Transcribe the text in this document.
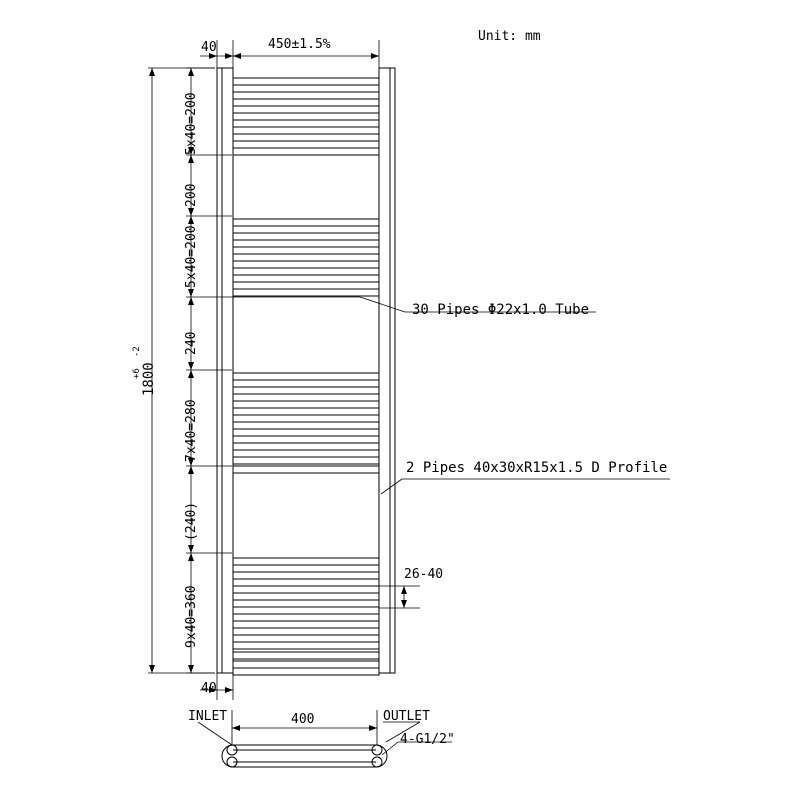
Unit: mm
450±1.5%
40
40
1800
+6
-2
5x40=200
200
5x40=200
240
7x40=280
(240)
9x40=360
30 Pipes Φ22x1.0 Tube
2 Pipes 40x30xR15x1.5 D Profile
26-40
INLET	OUTLET
400
4-G1/2"
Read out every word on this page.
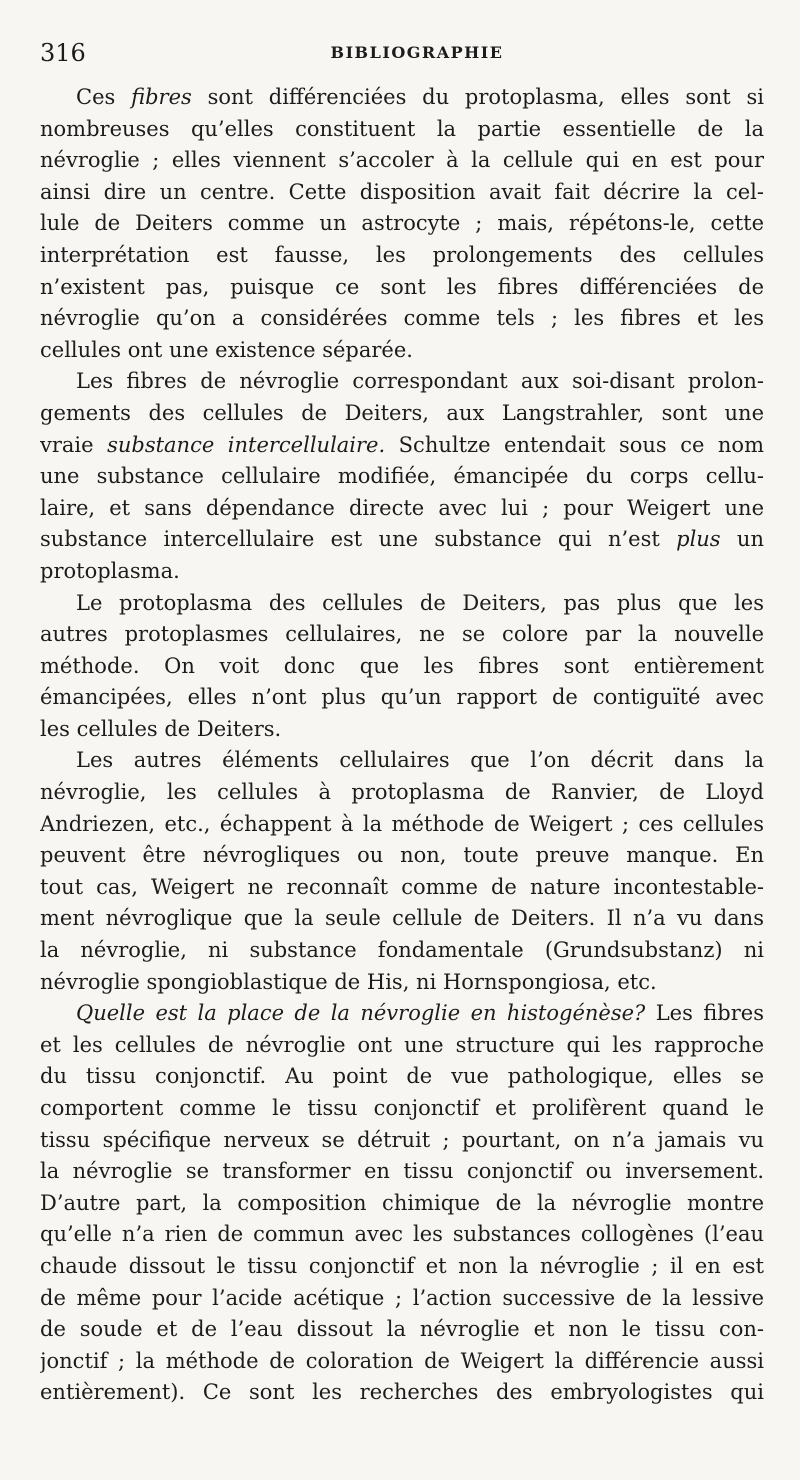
316	BIBLIOGRAPHIE
Ces fibres sont différenciées du protoplasma, elles sont si
nombreuses qu’elles constituent la partie essentielle de la
névroglie ; elles viennent s’accoler à la cellule qui en est pour
ainsi dire un centre. Cette disposition avait fait décrire la cel-
lule de Deiters comme un astrocyte ; mais, répétons-le, cette
interprétation est fausse, les prolongements des cellules
n’existent pas, puisque ce sont les fibres différenciées de
névroglie qu’on a considérées comme tels ; les fibres et les
cellules ont une existence séparée.
Les fibres de névroglie correspondant aux soi-disant prolon-
gements des cellules de Deiters, aux Langstrahler, sont une
vraie substance intercellulaire. Schultze entendait sous ce nom
une substance cellulaire modifiée, émancipée du corps cellu-
laire, et sans dépendance directe avec lui ; pour Weigert une
substance intercellulaire est une substance qui n’est plus un
protoplasma.
Le protoplasma des cellules de Deiters, pas plus que les
autres protoplasmes cellulaires, ne se colore par la nouvelle
méthode. On voit donc que les fibres sont entièrement
émancipées, elles n’ont plus qu’un rapport de contiguïté avec
les cellules de Deiters.
Les autres éléments cellulaires que l’on décrit dans la
névroglie, les cellules à protoplasma de Ranvier, de Lloyd
Andriezen, etc., échappent à la méthode de Weigert ; ces cellules
peuvent être névrogliques ou non, toute preuve manque. En
tout cas, Weigert ne reconnaît comme de nature incontestable-
ment névroglique que la seule cellule de Deiters. Il n’a vu dans
la névroglie, ni substance fondamentale (Grundsubstanz) ni
névroglie spongioblastique de His, ni Hornspongiosa, etc.
Quelle est la place de la névroglie en histogénèse? Les fibres
et les cellules de névroglie ont une structure qui les rapproche
du tissu conjonctif. Au point de vue pathologique, elles se
comportent comme le tissu conjonctif et prolifèrent quand le
tissu spécifique nerveux se détruit ; pourtant, on n’a jamais vu
la névroglie se transformer en tissu conjonctif ou inversement.
D’autre part, la composition chimique de la névroglie montre
qu’elle n’a rien de commun avec les substances collogènes (l’eau
chaude dissout le tissu conjonctif et non la névroglie ; il en est
de même pour l’acide acétique ; l’action successive de la lessive
de soude et de l’eau dissout la névroglie et non le tissu con-
jonctif ; la méthode de coloration de Weigert la différencie aussi
entièrement). Ce sont les recherches des embryologistes qui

-----

* WRITTEN PROBLEM *
Output the full set of records above without changing a word, and drop the images.

* REPLY TO THE EXERCISE *
Transcribe the text in this document.
Unit: mm
450±1.5%
40
40
1800
+6
-2
5x40=200
200
5x40=200
240
7x40=280
(240)
9x40=360
30 Pipes Φ22x1.0 Tube
2 Pipes 40x30xR15x1.5 D Profile
26-40
INLET	OUTLET
400
4-G1/2"
Read out every word on this page.
316	BIBLIOGRAPHIE
Ces fibres sont différenciées du protoplasma, elles sont si
nombreuses qu’elles constituent la partie essentielle de la
névroglie ; elles viennent s’accoler à la cellule qui en est pour
ainsi dire un centre. Cette disposition avait fait décrire la cel-
lule de Deiters comme un astrocyte ; mais, répétons-le, cette
interprétation est fausse, les prolongements des cellules
n’existent pas, puisque ce sont les fibres différenciées de
névroglie qu’on a considérées comme tels ; les fibres et les
cellules ont une existence séparée.
Les fibres de névroglie correspondant aux soi-disant prolon-
gements des cellules de Deiters, aux Langstrahler, sont une
vraie substance intercellulaire. Schultze entendait sous ce nom
une substance cellulaire modifiée, émancipée du corps cellu-
laire, et sans dépendance directe avec lui ; pour Weigert une
substance intercellulaire est une substance qui n’est plus un
protoplasma.
Le protoplasma des cellules de Deiters, pas plus que les
autres protoplasmes cellulaires, ne se colore par la nouvelle
méthode. On voit donc que les fibres sont entièrement
émancipées, elles n’ont plus qu’un rapport de contiguïté avec
les cellules de Deiters.
Les autres éléments cellulaires que l’on décrit dans la
névroglie, les cellules à protoplasma de Ranvier, de Lloyd
Andriezen, etc., échappent à la méthode de Weigert ; ces cellules
peuvent être névrogliques ou non, toute preuve manque. En
tout cas, Weigert ne reconnaît comme de nature incontestable-
ment névroglique que la seule cellule de Deiters. Il n’a vu dans
la névroglie, ni substance fondamentale (Grundsubstanz) ni
névroglie spongioblastique de His, ni Hornspongiosa, etc.
Quelle est la place de la névroglie en histogénèse? Les fibres
et les cellules de névroglie ont une structure qui les rapproche
du tissu conjonctif. Au point de vue pathologique, elles se
comportent comme le tissu conjonctif et prolifèrent quand le
tissu spécifique nerveux se détruit ; pourtant, on n’a jamais vu
la névroglie se transformer en tissu conjonctif ou inversement.
D’autre part, la composition chimique de la névroglie montre
qu’elle n’a rien de commun avec les substances collogènes (l’eau
chaude dissout le tissu conjonctif et non la névroglie ; il en est
de même pour l’acide acétique ; l’action successive de la lessive
de soude et de l’eau dissout la névroglie et non le tissu con-
jonctif ; la méthode de coloration de Weigert la différencie aussi
entièrement). Ce sont les recherches des embryologistes qui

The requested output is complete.